Reading passage>
___
Suzanne Jacobs. Credit: Gretchen Ertl.

Jacobs and her team are now delving deeper into the effects of SLC16A11 risk variants on liver cell metabolism and physiology. They recently demonstrated that decreased expression of this gene leads to altered glucose metabolism in liver cells and lab animals. These animals also show changes in energy metabolism and liver physiology that are often seen in individuals with type 2 diabetes. 

“We need to understand what genes are affected by the variants and in which cell types they’re acting. Then we can test how a change in expression or function of that gene affects metabolism and disease risk,” Jacobs said. “We’ve now taken this story from genetics to mechanism and to an initial understanding of physiology.”

Figuring out what genetic variants do in cells is even more challenging when variants occur in regions of the genome that don’t code for proteins, but rather regulate expression of other genes.

To streamline and scale up this approach, institute member Melina Claussnitzer, an institute member at the Broad and an assistant professor at Harvard Medical School at the Center for Genomic Medicine and the Endocrinology Division at Massachusetts General Hospital, and her group have developed a computational and experimental toolkit that predicts and tests how variants in noncoding regions affect molecular and cellular function.

Claussnitzer, who has co-lead the Broad’s Variant-to-Function initiative, and her team recently used the toolkit to figure out how variants in a noncoding region of a gene called ADCY5 disrupt metabolism in two cell types, fat cells and bone cells. This altered metabolism is associated with increased risk of both high blood sugar and dense but fracture-prone bones often seen in patients with type 2 diabetes.

Melina Claussnitzer. Credit: Gretchen Ertl.

Claussnitzer and her colleagues now want to use the framework to explore how variants affect entire networks of gene expression, and therefore cellular programs in fat cells. She and Florez are collaborating on a study analyzing fat cells, which contribute to insulin resistance in type 2 diabetes, from a large cohort of people with and without diabetes. They’ve stratified the patients according to their polygenic risk score for diabetes, which is a calculation of a patient’s cumulative genetic risk for the disease based on their many different genetic variants. They have also applied pathway-specific polygenic scores for type 2 diabetes using the approach developed by Udler and colleagues. The team’s goal is to determine how cell morphology and gene expression differ between fat cells from individuals with high and low polygenic risk. The researchers hope their analysis will provide clues about the molecular and cellular mechanisms in fat cells that could be driving diabetes risk, which can better inform the development of future treatments.
___
Information supplied>
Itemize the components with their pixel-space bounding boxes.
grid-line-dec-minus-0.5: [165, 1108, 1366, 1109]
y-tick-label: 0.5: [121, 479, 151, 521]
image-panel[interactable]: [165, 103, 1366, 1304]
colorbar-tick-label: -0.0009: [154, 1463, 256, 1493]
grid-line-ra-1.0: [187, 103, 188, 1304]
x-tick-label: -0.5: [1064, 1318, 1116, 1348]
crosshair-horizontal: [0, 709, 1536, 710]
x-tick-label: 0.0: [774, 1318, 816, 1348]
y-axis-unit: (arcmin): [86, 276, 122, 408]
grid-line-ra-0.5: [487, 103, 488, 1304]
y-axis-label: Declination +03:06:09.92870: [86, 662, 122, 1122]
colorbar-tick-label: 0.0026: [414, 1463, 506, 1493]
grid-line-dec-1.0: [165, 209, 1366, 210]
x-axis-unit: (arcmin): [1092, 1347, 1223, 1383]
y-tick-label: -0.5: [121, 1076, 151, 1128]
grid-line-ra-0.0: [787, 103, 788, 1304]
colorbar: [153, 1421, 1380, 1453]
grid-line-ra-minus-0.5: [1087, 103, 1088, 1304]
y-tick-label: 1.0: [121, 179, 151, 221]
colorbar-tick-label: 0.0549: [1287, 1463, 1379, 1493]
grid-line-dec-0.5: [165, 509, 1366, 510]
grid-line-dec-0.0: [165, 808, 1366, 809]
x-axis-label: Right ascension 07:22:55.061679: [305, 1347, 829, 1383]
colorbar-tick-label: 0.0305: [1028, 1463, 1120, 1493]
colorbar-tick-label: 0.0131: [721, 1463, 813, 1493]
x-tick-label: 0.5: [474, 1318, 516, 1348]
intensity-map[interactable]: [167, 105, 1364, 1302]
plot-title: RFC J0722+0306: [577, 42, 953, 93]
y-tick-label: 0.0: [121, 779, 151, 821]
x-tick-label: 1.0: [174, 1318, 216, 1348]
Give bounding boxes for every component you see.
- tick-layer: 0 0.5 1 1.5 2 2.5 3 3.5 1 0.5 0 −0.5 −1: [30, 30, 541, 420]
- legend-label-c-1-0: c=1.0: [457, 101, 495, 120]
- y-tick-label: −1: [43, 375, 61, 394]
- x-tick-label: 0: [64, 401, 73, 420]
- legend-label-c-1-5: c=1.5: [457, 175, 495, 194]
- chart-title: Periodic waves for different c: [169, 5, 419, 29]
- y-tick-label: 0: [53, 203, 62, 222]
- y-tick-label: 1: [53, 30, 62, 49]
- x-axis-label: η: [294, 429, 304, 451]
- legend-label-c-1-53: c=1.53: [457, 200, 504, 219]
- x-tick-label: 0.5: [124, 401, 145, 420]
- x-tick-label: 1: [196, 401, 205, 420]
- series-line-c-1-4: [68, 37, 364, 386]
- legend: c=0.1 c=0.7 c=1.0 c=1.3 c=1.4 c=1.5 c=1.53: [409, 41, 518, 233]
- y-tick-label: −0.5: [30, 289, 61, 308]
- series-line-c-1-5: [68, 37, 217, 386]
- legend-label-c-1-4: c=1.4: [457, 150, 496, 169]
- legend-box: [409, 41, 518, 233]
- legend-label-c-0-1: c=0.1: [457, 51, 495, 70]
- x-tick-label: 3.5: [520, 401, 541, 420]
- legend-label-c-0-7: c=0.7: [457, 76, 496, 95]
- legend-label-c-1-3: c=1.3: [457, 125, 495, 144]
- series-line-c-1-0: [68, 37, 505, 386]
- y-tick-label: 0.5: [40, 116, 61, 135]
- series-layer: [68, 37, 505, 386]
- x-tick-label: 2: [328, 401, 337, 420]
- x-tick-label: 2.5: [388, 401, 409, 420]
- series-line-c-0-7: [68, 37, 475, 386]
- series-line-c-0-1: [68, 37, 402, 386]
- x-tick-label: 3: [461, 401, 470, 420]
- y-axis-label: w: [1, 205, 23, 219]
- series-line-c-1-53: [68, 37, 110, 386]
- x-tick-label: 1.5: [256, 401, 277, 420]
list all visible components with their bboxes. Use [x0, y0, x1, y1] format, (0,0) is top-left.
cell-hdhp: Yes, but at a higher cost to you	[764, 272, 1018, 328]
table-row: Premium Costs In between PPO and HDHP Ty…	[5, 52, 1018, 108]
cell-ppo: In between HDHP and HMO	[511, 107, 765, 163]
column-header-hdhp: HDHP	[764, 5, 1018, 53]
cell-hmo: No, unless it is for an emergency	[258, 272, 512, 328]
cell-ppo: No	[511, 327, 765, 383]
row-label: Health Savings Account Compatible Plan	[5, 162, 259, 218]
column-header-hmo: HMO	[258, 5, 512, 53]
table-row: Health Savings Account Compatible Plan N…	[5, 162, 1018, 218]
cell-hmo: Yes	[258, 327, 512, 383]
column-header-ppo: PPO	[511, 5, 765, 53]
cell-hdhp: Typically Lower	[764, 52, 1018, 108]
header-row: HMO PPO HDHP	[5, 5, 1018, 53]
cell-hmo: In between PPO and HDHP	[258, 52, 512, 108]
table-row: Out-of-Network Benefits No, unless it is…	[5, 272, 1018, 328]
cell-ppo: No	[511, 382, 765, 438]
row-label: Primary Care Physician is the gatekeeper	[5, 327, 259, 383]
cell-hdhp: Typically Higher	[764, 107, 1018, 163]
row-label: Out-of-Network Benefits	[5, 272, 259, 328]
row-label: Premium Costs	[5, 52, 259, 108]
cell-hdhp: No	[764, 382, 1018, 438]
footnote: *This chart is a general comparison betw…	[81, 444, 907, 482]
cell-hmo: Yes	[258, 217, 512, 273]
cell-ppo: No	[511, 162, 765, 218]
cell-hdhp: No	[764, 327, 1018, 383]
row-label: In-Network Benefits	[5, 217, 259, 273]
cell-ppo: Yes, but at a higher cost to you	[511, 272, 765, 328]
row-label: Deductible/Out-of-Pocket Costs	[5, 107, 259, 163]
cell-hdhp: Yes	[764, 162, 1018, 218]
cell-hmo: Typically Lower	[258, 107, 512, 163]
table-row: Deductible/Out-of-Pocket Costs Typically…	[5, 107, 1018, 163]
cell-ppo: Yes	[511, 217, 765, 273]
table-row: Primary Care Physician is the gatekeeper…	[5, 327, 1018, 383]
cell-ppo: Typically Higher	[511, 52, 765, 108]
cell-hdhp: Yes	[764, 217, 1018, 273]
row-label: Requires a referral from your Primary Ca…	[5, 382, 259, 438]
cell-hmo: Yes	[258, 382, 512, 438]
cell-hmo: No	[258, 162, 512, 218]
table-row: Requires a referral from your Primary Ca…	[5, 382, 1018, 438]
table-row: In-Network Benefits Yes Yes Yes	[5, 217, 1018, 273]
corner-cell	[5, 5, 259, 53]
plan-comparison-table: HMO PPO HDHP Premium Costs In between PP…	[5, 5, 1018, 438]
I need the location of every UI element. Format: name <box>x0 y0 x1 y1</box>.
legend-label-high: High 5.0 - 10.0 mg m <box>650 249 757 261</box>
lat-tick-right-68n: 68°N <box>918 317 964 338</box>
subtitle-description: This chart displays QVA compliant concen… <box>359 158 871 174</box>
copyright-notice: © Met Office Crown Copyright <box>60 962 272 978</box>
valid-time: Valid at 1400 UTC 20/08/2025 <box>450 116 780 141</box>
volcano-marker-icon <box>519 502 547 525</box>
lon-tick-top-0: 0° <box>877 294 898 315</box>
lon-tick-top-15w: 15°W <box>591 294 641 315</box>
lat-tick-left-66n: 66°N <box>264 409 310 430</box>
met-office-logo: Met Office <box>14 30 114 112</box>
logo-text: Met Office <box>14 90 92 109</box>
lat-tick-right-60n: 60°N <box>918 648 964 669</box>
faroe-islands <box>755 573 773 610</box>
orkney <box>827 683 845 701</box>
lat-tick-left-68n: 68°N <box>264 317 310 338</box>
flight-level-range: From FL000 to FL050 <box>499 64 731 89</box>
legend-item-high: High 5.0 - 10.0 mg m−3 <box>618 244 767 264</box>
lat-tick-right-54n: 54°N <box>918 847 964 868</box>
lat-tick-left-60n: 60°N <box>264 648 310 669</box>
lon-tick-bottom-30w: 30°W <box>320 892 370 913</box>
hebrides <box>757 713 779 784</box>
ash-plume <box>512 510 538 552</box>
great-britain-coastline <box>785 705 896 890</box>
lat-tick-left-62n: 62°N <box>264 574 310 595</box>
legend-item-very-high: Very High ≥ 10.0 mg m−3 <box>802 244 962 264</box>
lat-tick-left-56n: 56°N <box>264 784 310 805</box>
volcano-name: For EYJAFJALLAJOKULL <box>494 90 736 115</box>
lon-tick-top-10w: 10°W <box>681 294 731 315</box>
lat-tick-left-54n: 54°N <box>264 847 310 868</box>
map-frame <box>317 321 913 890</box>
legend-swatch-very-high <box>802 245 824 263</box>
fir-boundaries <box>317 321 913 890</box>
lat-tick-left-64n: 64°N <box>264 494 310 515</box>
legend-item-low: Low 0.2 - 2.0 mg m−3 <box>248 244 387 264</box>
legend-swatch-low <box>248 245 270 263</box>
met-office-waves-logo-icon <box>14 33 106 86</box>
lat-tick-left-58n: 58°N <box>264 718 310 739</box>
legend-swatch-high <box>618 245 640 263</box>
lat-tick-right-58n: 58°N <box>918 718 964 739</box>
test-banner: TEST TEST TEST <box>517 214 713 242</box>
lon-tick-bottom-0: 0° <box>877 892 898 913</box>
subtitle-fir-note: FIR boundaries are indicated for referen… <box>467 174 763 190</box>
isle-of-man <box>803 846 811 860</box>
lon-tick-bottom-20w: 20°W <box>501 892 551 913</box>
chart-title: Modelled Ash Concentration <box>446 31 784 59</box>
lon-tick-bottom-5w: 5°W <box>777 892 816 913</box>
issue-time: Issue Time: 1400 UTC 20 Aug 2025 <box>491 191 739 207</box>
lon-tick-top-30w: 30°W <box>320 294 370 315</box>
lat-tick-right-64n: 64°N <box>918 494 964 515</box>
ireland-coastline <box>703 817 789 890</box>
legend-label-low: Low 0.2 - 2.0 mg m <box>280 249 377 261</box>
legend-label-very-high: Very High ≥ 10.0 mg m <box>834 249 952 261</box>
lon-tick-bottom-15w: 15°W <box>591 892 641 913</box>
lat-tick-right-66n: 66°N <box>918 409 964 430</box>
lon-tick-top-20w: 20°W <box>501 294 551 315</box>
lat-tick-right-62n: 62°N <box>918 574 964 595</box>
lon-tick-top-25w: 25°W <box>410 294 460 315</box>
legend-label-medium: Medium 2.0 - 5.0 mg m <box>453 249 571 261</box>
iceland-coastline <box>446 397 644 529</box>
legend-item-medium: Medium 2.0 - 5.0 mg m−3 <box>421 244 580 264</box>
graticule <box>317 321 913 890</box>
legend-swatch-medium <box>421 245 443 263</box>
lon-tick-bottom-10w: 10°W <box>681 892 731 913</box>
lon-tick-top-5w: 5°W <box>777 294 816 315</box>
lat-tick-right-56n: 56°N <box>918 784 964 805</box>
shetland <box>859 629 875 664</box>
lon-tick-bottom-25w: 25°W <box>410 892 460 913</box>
___
Problem statement>
Copy out the passage on diabetes genetics research from "Figuring out what" up to and including "and cellular function.".

Answer section>
Figuring out what genetic variants do in cells is even more challenging when variants occur in regions of the genome that don’t code for proteins, but rather regulate expression of other genes.

To streamline and scale up this approach, institute member Melina Claussnitzer, an institute member at the Broad and an assistant professor at Harvard Medical School at the Center for Genomic Medicine and the Endocrinology Division at Massachusetts General Hospital, and her group have developed a computational and experimental toolkit that predicts and tests how variants in noncoding regions affect molecular and cellular function.